> **STATED TASK**
Copy out every line exactly as given.

> **DATASET**

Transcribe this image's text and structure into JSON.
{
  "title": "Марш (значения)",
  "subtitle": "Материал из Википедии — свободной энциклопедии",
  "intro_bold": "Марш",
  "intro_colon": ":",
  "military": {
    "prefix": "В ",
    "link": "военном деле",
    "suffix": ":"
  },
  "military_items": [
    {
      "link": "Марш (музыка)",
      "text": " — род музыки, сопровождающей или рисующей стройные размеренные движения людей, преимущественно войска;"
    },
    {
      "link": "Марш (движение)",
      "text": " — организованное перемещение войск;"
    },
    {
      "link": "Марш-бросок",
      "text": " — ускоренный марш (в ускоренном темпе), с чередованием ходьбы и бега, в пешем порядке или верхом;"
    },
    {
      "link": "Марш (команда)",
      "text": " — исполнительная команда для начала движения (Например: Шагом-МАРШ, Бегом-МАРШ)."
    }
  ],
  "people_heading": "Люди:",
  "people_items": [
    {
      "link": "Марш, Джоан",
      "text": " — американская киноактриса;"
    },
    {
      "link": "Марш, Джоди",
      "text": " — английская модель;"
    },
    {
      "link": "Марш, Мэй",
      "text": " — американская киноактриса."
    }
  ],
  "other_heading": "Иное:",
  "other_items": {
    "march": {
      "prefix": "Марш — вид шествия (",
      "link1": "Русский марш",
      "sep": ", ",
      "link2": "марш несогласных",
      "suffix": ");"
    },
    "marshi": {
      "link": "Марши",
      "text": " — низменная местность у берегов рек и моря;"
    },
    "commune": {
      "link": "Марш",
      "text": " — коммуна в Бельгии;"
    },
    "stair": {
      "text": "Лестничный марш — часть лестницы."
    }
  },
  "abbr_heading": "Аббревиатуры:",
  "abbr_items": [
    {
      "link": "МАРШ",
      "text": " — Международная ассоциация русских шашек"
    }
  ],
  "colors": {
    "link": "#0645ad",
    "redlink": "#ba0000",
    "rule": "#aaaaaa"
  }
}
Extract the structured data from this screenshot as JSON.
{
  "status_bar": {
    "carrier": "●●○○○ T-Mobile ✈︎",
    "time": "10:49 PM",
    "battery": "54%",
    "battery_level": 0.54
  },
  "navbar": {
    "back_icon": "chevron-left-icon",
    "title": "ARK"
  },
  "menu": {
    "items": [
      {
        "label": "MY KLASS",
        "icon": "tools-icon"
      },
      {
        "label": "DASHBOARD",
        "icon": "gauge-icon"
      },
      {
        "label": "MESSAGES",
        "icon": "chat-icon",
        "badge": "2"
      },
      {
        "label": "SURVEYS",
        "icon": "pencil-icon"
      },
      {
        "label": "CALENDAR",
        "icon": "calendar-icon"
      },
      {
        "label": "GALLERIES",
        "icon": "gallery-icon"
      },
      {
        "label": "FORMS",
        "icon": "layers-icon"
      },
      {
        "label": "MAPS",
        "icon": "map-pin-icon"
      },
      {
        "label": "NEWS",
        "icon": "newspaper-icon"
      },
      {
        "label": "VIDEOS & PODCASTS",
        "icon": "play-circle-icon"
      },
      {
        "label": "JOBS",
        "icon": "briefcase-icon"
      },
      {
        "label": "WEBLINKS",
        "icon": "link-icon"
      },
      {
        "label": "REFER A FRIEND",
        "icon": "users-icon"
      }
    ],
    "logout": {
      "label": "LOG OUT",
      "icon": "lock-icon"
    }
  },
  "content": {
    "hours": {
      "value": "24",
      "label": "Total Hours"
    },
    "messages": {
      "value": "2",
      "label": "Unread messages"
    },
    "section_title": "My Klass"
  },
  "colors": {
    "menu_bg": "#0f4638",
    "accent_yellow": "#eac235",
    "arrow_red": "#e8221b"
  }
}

> **ANSWER TO THIS TASK**
Transcribe this image's text and structure into JSON.
{
  "title": "Марш (значения)",
  "subtitle": "Материал из Википедии — свободной энциклопедии",
  "intro_bold": "Марш",
  "intro_colon": ":",
  "military": {
    "prefix": "В ",
    "link": "военном деле",
    "suffix": ":"
  },
  "military_items": [
    {
      "link": "Марш (музыка)",
      "text": " — род музыки, сопровождающей или рисующей стройные размеренные движения людей, преимущественно войска;"
    },
    {
      "link": "Марш (движение)",
      "text": " — организованное перемещение войск;"
    },
    {
      "link": "Марш-бросок",
      "text": " — ускоренный марш (в ускоренном темпе), с чередованием ходьбы и бега, в пешем порядке или верхом;"
    },
    {
      "link": "Марш (команда)",
      "text": " — исполнительная команда для начала движения (Например: Шагом-МАРШ, Бегом-МАРШ)."
    }
  ],
  "people_heading": "Люди:",
  "people_items": [
    {
      "link": "Марш, Джоан",
      "text": " — американская киноактриса;"
    },
    {
      "link": "Марш, Джоди",
      "text": " — английская модель;"
    },
    {
      "link": "Марш, Мэй",
      "text": " — американская киноактриса."
    }
  ],
  "other_heading": "Иное:",
  "other_items": {
    "march": {
      "prefix": "Марш — вид шествия (",
      "link1": "Русский марш",
      "sep": ", ",
      "link2": "марш несогласных",
      "suffix": ");"
    },
    "marshi": {
      "link": "Марши",
      "text": " — низменная местность у берегов рек и моря;"
    },
    "commune": {
      "link": "Марш",
      "text": " — коммуна в Бельгии;"
    },
    "stair": {
      "text": "Лестничный марш — часть лестницы."
    }
  },
  "abbr_heading": "Аббревиатуры:",
  "abbr_items": [
    {
      "link": "МАРШ",
      "text": " — Международная ассоциация русских шашек"
    }
  ],
  "colors": {
    "link": "#0645ad",
    "redlink": "#ba0000",
    "rule": "#aaaaaa"
  }
}
Extract the structured data from this screenshot as JSON.
{
  "status_bar": {
    "carrier": "●●○○○ T-Mobile ✈︎",
    "time": "10:49 PM",
    "battery": "54%",
    "battery_level": 0.54
  },
  "navbar": {
    "back_icon": "chevron-left-icon",
    "title": "ARK"
  },
  "menu": {
    "items": [
      {
        "label": "MY KLASS",
        "icon": "tools-icon"
      },
      {
        "label": "DASHBOARD",
        "icon": "gauge-icon"
      },
      {
        "label": "MESSAGES",
        "icon": "chat-icon",
        "badge": "2"
      },
      {
        "label": "SURVEYS",
        "icon": "pencil-icon"
      },
      {
        "label": "CALENDAR",
        "icon": "calendar-icon"
      },
      {
        "label": "GALLERIES",
        "icon": "gallery-icon"
      },
      {
        "label": "FORMS",
        "icon": "layers-icon"
      },
      {
        "label": "MAPS",
        "icon": "map-pin-icon"
      },
      {
        "label": "NEWS",
        "icon": "newspaper-icon"
      },
      {
        "label": "VIDEOS & PODCASTS",
        "icon": "play-circle-icon"
      },
      {
        "label": "JOBS",
        "icon": "briefcase-icon"
      },
      {
        "label": "WEBLINKS",
        "icon": "link-icon"
      },
      {
        "label": "REFER A FRIEND",
        "icon": "users-icon"
      }
    ],
    "logout": {
      "label": "LOG OUT",
      "icon": "lock-icon"
    }
  },
  "content": {
    "hours": {
      "value": "24",
      "label": "Total Hours"
    },
    "messages": {
      "value": "2",
      "label": "Unread messages"
    },
    "section_title": "My Klass"
  },
  "colors": {
    "menu_bg": "#0f4638",
    "accent_yellow": "#eac235",
    "arrow_red": "#e8221b"
  }
}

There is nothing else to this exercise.